To be done:
Pick out every line that holds the string "Значения" and copy it.

Data excerpts:
[START]

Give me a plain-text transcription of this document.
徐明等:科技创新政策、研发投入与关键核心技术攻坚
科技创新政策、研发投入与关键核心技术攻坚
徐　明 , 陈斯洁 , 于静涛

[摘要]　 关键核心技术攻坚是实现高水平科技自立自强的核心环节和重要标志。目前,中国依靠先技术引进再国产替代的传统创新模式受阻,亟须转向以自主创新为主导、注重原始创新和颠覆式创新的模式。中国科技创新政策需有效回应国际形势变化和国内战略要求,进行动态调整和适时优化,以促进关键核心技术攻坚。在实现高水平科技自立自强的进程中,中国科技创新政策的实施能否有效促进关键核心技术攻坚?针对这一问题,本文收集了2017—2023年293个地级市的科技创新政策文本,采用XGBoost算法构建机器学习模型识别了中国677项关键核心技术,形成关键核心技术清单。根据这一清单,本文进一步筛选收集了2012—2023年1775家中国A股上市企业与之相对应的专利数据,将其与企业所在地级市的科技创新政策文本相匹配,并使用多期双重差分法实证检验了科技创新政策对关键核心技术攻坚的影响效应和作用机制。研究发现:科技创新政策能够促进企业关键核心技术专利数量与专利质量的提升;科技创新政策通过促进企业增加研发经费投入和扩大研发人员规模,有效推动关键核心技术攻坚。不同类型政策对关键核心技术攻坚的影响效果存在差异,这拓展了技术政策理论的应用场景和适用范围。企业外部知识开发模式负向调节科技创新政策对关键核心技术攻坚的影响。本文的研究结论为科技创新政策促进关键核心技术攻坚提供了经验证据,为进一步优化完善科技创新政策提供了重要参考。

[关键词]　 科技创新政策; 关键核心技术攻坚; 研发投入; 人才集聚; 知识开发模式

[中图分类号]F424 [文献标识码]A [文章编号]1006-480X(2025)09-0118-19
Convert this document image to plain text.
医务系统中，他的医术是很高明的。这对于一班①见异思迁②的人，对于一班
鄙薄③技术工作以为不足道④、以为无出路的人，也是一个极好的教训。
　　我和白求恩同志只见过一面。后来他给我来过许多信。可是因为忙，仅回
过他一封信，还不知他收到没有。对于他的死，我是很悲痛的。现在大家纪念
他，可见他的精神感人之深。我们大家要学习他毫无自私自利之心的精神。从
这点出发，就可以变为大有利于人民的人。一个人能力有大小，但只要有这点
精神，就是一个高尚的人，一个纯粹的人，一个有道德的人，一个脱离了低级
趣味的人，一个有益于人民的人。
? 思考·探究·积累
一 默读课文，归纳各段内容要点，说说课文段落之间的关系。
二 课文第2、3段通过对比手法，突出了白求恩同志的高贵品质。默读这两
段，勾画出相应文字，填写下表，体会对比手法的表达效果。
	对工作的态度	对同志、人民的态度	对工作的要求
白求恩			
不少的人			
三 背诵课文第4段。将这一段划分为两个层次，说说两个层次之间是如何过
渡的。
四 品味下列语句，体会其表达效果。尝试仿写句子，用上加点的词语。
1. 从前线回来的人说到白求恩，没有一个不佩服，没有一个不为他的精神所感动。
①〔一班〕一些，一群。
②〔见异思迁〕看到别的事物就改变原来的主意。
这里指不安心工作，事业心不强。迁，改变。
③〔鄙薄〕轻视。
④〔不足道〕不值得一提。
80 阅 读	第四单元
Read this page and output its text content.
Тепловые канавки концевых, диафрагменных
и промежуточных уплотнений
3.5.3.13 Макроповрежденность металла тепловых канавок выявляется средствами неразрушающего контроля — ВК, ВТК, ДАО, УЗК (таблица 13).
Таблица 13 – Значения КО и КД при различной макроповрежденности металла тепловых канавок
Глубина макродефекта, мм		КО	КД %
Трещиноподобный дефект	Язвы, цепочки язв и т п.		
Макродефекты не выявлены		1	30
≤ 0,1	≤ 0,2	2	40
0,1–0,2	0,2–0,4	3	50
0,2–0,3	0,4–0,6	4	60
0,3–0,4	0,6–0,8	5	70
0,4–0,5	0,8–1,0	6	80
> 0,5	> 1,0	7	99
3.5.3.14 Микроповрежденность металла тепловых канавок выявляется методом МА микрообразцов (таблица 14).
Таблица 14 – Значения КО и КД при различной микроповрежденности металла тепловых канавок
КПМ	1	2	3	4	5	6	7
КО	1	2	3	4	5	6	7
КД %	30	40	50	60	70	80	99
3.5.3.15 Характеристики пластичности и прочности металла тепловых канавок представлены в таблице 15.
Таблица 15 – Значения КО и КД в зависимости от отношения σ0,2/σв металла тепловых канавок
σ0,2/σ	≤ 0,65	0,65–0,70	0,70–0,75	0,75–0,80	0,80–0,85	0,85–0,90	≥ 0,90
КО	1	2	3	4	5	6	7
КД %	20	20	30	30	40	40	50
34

[END]

Full answer:
Таблица 13 – Значения КО и КД при различной макроповрежденности металла тепловых канавок
Таблица 14 – Значения КО и КД при различной микроповрежденности металла тепловых канавок
Таблица 15 – Значения КО и КД в зависимости от отношения σ0,2/σв металла тепловых канавок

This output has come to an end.